Start of Records for this exercise

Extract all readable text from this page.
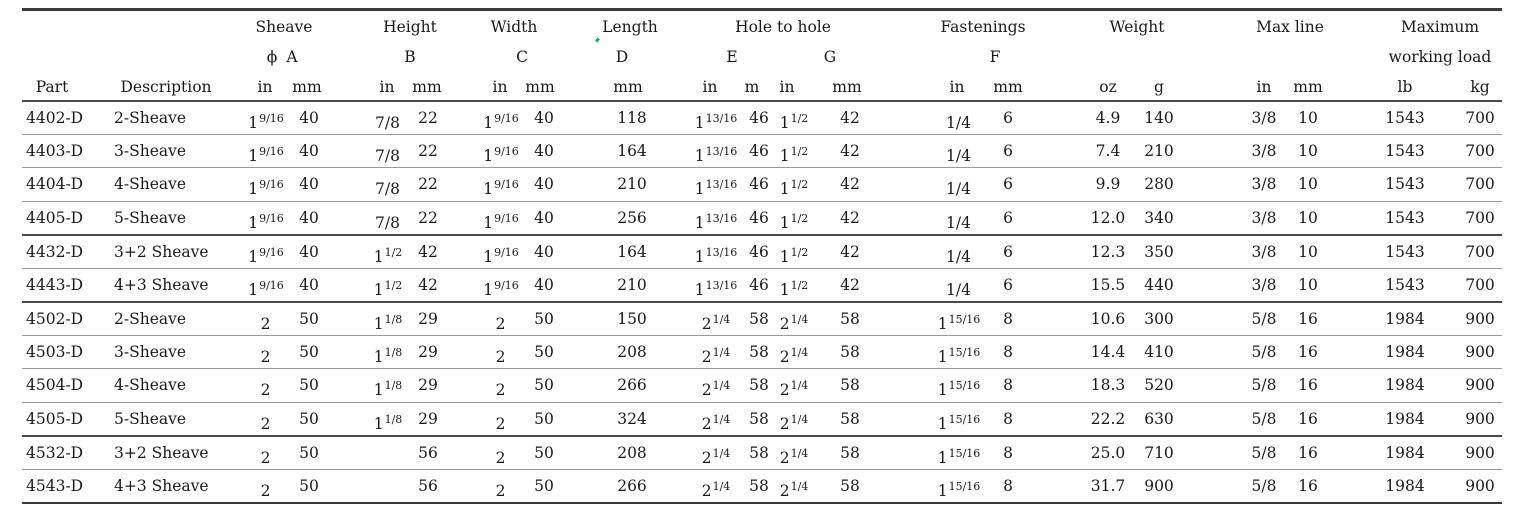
Sheave	Height	Width	Length	Hole to hole	Fastenings	Weight	Max line	Maximum
ϕ A	B	C	D	E	G	F	working load
Part	Description	in mm	in mm	in mm	mm	in m in mm	in mm	oz g	in mm	lb	kg
4402-D 2-Sheave	$1^{9/16}$ 40	7/8 22	$1^{9/16}$ 40	118	$1^{13/16}$ 46 $1^{1/2}$ 42	1/4 6	4.9 140	3/8 10	1543	700
4403-D 3-Sheave	$1^{9/16}$ 40	7/8 22	$1^{9/16}$ 40	164	$1^{13/16}$ 46 $1^{1/2}$ 42	1/4 6	7.4 210	3/8 10	1543	700
4404-D 4-Sheave	$1^{9/16}$ 40	7/8 22	$1^{9/16}$ 40	210	$1^{13/16}$ 46 $1^{1/2}$ 42	1/4 6	9.9 280	3/8 10	1543	700
4405-D 5-Sheave	$1^{9/16}$ 40	7/8 22	$1^{9/16}$ 40	256	$1^{13/16}$ 46 $1^{1/2}$ 42	1/4 6	12.0 340	3/8 10	1543	700
4432-D 3+2 Sheave	$1^{9/16}$ 40	$1^{1/2}$ 42	$1^{9/16}$ 40	164	$1^{13/16}$ 46 $1^{1/2}$ 42	1/4 6	12.3 350	3/8 10	1543	700
4443-D 4+3 Sheave	$1^{9/16}$ 40	$1^{1/2}$ 42	$1^{9/16}$ 40	210	$1^{13/16}$ 46 $1^{1/2}$ 42	1/4 6	15.5 440	3/8 10	1543	700
4502-D 2-Sheave	2 50	$1^{1/8}$ 29	2 50	150	$2^{1/4}$ 58 $2^{1/4}$ 58	$1^{15/16}$ 8	10.6 300	5/8 16	1984	900
4503-D 3-Sheave	2 50	$1^{1/8}$ 29	2 50	208	$2^{1/4}$ 58 $2^{1/4}$ 58	$1^{15/16}$ 8	14.4 410	5/8 16	1984	900
4504-D 4-Sheave	2 50	$1^{1/8}$ 29	2 50	266	$2^{1/4}$ 58 $2^{1/4}$ 58	$1^{15/16}$ 8	18.3 520	5/8 16	1984	900
4505-D 5-Sheave	2 50	$1^{1/8}$ 29	2 50	324	$2^{1/4}$ 58 $2^{1/4}$ 58	$1^{15/16}$ 8	22.2 630	5/8 16	1984	900
4532-D 3+2 Sheave	2 50	56	2 50	208	$2^{1/4}$ 58 $2^{1/4}$ 58	$1^{15/16}$ 8	25.0 710	5/8 16	1984	900
4543-D 4+3 Sheave	2 50	56	2 50	266	$2^{1/4}$ 58 $2^{1/4}$ 58	$1^{15/16}$ 8	31.7 900	5/8 16	1984	900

End of Records for this exercise

[Exercise directions]: Output the entries above exactly. Drop the pictures.

[Finished exercise]:
Extract all readable text from this page.
Sheave	Height	Width	Length	Hole to hole	Fastenings	Weight	Max line	Maximum
ϕ A	B	C	D	E	G	F	working load
Part	Description	in mm	in mm	in mm	mm	in m in mm	in mm	oz g	in mm	lb	kg
4402-D 2-Sheave	$1^{9/16}$ 40	7/8 22	$1^{9/16}$ 40	118	$1^{13/16}$ 46 $1^{1/2}$ 42	1/4 6	4.9 140	3/8 10	1543	700
4403-D 3-Sheave	$1^{9/16}$ 40	7/8 22	$1^{9/16}$ 40	164	$1^{13/16}$ 46 $1^{1/2}$ 42	1/4 6	7.4 210	3/8 10	1543	700
4404-D 4-Sheave	$1^{9/16}$ 40	7/8 22	$1^{9/16}$ 40	210	$1^{13/16}$ 46 $1^{1/2}$ 42	1/4 6	9.9 280	3/8 10	1543	700
4405-D 5-Sheave	$1^{9/16}$ 40	7/8 22	$1^{9/16}$ 40	256	$1^{13/16}$ 46 $1^{1/2}$ 42	1/4 6	12.0 340	3/8 10	1543	700
4432-D 3+2 Sheave	$1^{9/16}$ 40	$1^{1/2}$ 42	$1^{9/16}$ 40	164	$1^{13/16}$ 46 $1^{1/2}$ 42	1/4 6	12.3 350	3/8 10	1543	700
4443-D 4+3 Sheave	$1^{9/16}$ 40	$1^{1/2}$ 42	$1^{9/16}$ 40	210	$1^{13/16}$ 46 $1^{1/2}$ 42	1/4 6	15.5 440	3/8 10	1543	700
4502-D 2-Sheave	2 50	$1^{1/8}$ 29	2 50	150	$2^{1/4}$ 58 $2^{1/4}$ 58	$1^{15/16}$ 8	10.6 300	5/8 16	1984	900
4503-D 3-Sheave	2 50	$1^{1/8}$ 29	2 50	208	$2^{1/4}$ 58 $2^{1/4}$ 58	$1^{15/16}$ 8	14.4 410	5/8 16	1984	900
4504-D 4-Sheave	2 50	$1^{1/8}$ 29	2 50	266	$2^{1/4}$ 58 $2^{1/4}$ 58	$1^{15/16}$ 8	18.3 520	5/8 16	1984	900
4505-D 5-Sheave	2 50	$1^{1/8}$ 29	2 50	324	$2^{1/4}$ 58 $2^{1/4}$ 58	$1^{15/16}$ 8	22.2 630	5/8 16	1984	900
4532-D 3+2 Sheave	2 50	56	2 50	208	$2^{1/4}$ 58 $2^{1/4}$ 58	$1^{15/16}$ 8	25.0 710	5/8 16	1984	900
4543-D 4+3 Sheave	2 50	56	2 50	266	$2^{1/4}$ 58 $2^{1/4}$ 58	$1^{15/16}$ 8	31.7 900	5/8 16	1984	900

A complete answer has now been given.